What is required
From the listing below, return each line that includes "JSON".

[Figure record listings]
------------------------------------
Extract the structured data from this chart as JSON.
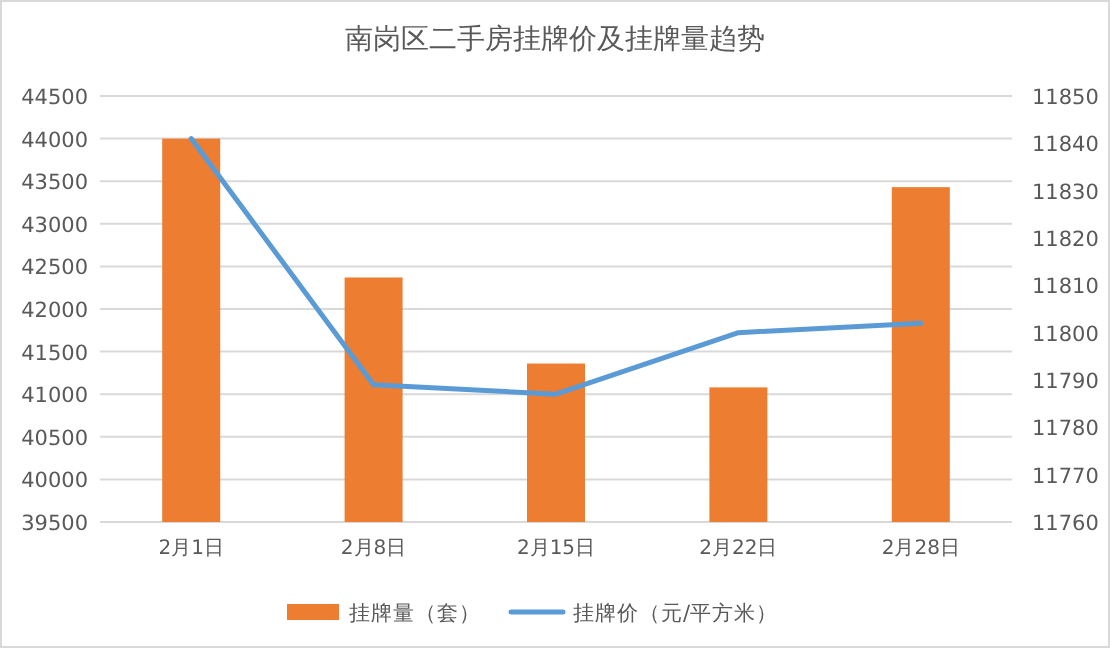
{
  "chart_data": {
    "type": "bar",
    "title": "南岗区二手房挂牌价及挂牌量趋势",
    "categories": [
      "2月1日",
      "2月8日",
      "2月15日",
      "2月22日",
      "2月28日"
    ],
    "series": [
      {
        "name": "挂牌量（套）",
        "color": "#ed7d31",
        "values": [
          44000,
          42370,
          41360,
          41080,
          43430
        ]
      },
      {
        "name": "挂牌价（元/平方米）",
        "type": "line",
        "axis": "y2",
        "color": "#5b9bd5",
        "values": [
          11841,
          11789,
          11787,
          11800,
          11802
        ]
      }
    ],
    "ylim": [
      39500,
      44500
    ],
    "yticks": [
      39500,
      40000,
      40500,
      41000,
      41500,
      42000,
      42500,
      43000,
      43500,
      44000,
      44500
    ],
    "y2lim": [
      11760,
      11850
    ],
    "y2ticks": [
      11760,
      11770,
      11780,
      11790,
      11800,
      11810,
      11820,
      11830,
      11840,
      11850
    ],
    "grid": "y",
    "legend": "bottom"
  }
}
------------------------------------
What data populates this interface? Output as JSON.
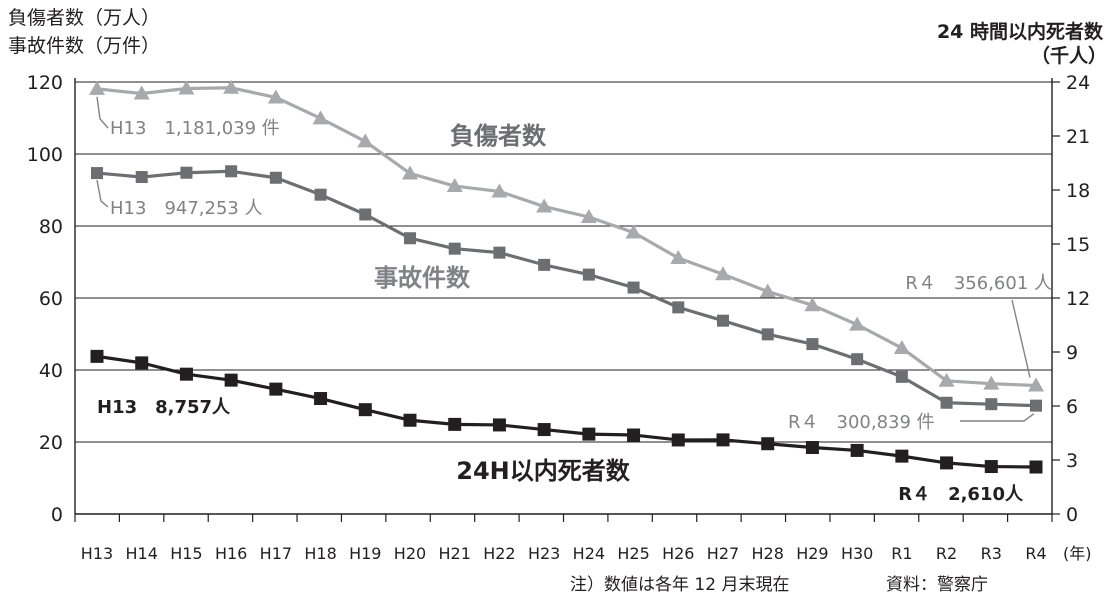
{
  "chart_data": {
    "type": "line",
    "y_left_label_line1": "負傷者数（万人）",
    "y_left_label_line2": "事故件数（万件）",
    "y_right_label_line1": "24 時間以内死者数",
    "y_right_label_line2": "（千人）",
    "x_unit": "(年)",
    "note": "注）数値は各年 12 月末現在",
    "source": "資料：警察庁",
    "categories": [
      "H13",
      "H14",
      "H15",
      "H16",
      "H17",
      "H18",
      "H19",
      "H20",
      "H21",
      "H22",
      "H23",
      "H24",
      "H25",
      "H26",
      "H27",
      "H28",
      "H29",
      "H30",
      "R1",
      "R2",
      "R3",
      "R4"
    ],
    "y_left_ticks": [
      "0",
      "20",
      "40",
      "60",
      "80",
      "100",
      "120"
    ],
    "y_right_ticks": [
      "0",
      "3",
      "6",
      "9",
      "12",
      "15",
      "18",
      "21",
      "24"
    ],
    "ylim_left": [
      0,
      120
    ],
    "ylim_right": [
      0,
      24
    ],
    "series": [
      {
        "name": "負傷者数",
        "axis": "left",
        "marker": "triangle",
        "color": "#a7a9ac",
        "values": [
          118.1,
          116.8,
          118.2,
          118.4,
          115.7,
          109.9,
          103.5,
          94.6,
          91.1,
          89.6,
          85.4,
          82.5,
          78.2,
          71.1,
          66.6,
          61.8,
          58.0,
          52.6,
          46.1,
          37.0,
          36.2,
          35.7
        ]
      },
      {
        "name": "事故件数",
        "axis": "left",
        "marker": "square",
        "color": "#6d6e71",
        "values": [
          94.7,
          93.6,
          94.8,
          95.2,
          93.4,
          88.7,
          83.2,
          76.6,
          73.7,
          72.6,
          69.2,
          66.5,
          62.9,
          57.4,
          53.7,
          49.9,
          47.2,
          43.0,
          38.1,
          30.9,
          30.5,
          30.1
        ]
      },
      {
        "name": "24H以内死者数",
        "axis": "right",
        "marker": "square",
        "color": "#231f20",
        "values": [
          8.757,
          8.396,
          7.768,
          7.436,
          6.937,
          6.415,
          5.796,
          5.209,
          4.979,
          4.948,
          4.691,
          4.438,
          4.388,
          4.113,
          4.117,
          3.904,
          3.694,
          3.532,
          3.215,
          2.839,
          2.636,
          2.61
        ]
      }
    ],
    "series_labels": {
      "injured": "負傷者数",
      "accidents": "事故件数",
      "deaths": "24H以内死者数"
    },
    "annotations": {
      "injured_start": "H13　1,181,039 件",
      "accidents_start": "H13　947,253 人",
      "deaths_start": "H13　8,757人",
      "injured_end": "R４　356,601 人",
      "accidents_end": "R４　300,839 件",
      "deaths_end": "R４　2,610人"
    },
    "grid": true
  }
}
------------------------------------
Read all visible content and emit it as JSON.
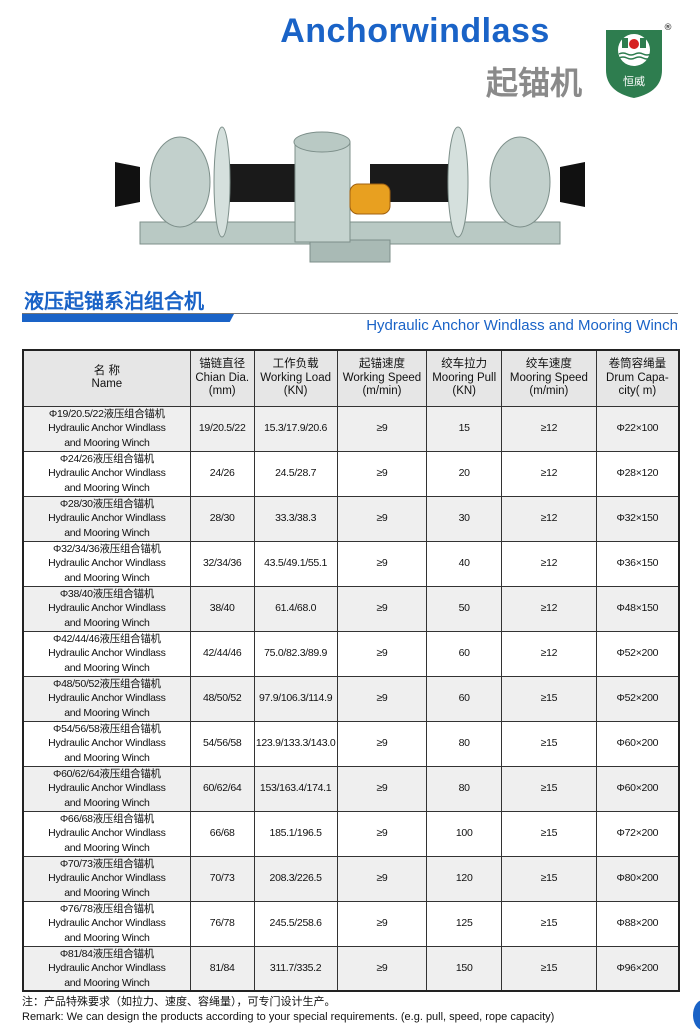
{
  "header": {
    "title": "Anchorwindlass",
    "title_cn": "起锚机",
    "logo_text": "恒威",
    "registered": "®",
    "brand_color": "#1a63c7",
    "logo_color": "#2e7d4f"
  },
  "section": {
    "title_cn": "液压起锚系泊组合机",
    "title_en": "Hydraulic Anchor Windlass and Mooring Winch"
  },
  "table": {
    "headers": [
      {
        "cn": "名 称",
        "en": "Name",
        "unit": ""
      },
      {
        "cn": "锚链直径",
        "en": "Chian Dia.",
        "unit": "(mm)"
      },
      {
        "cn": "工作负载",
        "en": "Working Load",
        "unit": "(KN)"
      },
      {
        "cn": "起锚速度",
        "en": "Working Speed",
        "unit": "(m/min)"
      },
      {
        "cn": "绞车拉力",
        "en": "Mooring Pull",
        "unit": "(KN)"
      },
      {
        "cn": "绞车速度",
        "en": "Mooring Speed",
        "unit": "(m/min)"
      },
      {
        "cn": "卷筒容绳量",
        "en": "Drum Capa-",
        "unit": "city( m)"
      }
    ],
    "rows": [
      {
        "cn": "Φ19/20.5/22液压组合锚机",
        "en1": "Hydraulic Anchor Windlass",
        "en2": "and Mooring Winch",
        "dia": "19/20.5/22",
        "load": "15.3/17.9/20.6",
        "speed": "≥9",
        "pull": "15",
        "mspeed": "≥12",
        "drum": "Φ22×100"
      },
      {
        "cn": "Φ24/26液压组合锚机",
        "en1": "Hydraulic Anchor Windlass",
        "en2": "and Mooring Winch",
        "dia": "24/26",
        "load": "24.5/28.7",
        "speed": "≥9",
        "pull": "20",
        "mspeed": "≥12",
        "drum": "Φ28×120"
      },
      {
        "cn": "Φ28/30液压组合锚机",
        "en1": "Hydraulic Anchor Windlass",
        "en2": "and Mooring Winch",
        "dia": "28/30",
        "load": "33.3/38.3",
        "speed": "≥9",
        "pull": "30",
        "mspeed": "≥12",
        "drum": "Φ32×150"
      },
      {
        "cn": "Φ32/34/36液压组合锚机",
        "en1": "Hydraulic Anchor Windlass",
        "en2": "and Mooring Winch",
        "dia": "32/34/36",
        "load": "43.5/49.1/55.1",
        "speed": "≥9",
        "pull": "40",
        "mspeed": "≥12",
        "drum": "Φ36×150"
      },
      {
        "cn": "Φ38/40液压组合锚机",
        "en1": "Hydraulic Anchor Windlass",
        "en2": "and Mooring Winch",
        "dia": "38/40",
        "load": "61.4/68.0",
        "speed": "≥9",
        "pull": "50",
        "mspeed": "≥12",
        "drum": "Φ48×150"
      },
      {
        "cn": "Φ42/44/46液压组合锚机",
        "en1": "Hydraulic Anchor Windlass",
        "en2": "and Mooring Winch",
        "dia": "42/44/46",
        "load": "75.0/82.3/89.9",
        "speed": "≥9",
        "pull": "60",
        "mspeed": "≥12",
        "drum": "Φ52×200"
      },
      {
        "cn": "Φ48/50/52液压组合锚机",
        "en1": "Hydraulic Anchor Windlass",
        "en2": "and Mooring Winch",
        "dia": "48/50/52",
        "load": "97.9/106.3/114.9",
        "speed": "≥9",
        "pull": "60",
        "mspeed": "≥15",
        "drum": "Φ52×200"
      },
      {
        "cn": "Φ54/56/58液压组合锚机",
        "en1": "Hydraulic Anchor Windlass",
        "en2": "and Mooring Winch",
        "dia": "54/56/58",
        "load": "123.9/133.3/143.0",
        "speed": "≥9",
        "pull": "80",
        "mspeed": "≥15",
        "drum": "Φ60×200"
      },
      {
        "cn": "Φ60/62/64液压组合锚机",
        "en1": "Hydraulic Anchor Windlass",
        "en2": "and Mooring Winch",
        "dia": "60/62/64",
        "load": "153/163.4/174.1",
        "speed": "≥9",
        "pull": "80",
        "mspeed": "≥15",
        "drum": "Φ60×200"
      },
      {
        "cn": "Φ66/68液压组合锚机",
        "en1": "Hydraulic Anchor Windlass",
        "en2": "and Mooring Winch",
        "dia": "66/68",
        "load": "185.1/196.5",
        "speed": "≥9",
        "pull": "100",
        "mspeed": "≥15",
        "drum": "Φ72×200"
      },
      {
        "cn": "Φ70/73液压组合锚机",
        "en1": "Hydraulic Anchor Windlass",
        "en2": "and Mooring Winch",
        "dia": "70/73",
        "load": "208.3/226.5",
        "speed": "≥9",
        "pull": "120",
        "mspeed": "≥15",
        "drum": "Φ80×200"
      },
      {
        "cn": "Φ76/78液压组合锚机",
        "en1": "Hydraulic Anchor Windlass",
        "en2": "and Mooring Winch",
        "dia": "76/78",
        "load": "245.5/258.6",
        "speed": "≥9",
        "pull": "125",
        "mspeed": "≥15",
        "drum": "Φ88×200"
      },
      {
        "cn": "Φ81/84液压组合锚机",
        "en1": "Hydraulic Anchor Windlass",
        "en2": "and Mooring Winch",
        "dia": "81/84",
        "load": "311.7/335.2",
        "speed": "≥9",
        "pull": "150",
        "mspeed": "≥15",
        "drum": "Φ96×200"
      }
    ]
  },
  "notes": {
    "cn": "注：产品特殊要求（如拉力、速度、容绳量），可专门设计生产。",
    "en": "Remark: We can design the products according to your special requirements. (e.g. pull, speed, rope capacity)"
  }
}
------------------------------------
Exercise result
Extract the structured data from this chart as JSON.
What data populates this interface? Output as JSON.
Read all visible content and emit it as JSON.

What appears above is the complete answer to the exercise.